— start RECORDS TO PROCESS —

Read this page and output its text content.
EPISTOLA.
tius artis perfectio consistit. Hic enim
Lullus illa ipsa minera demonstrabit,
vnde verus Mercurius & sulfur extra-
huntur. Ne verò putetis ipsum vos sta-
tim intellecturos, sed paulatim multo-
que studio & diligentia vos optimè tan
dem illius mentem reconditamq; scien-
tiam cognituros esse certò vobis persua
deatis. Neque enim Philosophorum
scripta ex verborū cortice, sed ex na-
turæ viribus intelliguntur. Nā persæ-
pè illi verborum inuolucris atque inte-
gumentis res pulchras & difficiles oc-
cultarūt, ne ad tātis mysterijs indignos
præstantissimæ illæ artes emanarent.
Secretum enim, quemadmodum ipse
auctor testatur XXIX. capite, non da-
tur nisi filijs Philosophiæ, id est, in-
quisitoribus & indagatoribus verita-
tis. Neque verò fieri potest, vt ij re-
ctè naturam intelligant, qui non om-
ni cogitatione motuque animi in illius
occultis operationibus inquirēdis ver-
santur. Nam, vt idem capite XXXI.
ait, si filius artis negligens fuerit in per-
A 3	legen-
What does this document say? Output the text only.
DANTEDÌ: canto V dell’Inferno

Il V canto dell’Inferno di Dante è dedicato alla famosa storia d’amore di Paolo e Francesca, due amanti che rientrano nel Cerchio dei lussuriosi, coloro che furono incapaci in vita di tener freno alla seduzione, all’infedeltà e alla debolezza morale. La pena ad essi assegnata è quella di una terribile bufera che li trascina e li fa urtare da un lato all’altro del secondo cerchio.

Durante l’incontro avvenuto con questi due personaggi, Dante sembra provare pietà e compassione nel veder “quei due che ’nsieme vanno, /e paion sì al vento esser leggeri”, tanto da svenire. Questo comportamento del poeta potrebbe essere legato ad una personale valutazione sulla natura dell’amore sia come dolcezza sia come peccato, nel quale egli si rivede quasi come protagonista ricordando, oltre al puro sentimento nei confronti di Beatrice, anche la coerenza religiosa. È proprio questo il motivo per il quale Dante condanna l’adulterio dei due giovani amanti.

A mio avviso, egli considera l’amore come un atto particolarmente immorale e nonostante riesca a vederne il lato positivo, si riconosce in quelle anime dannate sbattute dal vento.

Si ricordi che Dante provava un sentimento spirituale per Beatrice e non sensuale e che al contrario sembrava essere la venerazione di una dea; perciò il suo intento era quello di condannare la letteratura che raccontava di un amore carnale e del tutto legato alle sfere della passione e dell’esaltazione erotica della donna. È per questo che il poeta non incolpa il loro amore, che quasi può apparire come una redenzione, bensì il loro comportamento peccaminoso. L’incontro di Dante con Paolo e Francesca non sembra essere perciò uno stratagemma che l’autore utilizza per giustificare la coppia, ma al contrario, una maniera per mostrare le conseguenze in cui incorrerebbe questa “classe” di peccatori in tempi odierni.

— end RECORDS TO PROCESS —

--- EXERCISE REQUIREMENTS ---
Transcribe the data above in full, exactly.

--- SOLUTION TO THIS TASK ---
Read this page and output its text content.
EPISTOLA.
tius artis perfectio consistit. Hic enim
Lullus illa ipsa minera demonstrabit,
vnde verus Mercurius & sulfur extra-
huntur. Ne verò putetis ipsum vos sta-
tim intellecturos, sed paulatim multo-
que studio & diligentia vos optimè tan
dem illius mentem reconditamq; scien-
tiam cognituros esse certò vobis persua
deatis. Neque enim Philosophorum
scripta ex verborū cortice, sed ex na-
turæ viribus intelliguntur. Nā persæ-
pè illi verborum inuolucris atque inte-
gumentis res pulchras & difficiles oc-
cultarūt, ne ad tātis mysterijs indignos
præstantissimæ illæ artes emanarent.
Secretum enim, quemadmodum ipse
auctor testatur XXIX. capite, non da-
tur nisi filijs Philosophiæ, id est, in-
quisitoribus & indagatoribus verita-
tis. Neque verò fieri potest, vt ij re-
ctè naturam intelligant, qui non om-
ni cogitatione motuque animi in illius
occultis operationibus inquirēdis ver-
santur. Nam, vt idem capite XXXI.
ait, si filius artis negligens fuerit in per-
A 3	legen-
What does this document say? Output the text only.
DANTEDÌ: canto V dell’Inferno

Il V canto dell’Inferno di Dante è dedicato alla famosa storia d’amore di Paolo e Francesca, due amanti che rientrano nel Cerchio dei lussuriosi, coloro che furono incapaci in vita di tener freno alla seduzione, all’infedeltà e alla debolezza morale. La pena ad essi assegnata è quella di una terribile bufera che li trascina e li fa urtare da un lato all’altro del secondo cerchio.

Durante l’incontro avvenuto con questi due personaggi, Dante sembra provare pietà e compassione nel veder “quei due che ’nsieme vanno, /e paion sì al vento esser leggeri”, tanto da svenire. Questo comportamento del poeta potrebbe essere legato ad una personale valutazione sulla natura dell’amore sia come dolcezza sia come peccato, nel quale egli si rivede quasi come protagonista ricordando, oltre al puro sentimento nei confronti di Beatrice, anche la coerenza religiosa. È proprio questo il motivo per il quale Dante condanna l’adulterio dei due giovani amanti.

A mio avviso, egli considera l’amore come un atto particolarmente immorale e nonostante riesca a vederne il lato positivo, si riconosce in quelle anime dannate sbattute dal vento.

Si ricordi che Dante provava un sentimento spirituale per Beatrice e non sensuale e che al contrario sembrava essere la venerazione di una dea; perciò il suo intento era quello di condannare la letteratura che raccontava di un amore carnale e del tutto legato alle sfere della passione e dell’esaltazione erotica della donna. È per questo che il poeta non incolpa il loro amore, che quasi può apparire come una redenzione, bensì il loro comportamento peccaminoso. L’incontro di Dante con Paolo e Francesca non sembra essere perciò uno stratagemma che l’autore utilizza per giustificare la coppia, ma al contrario, una maniera per mostrare le conseguenze in cui incorrerebbe questa “classe” di peccatori in tempi odierni.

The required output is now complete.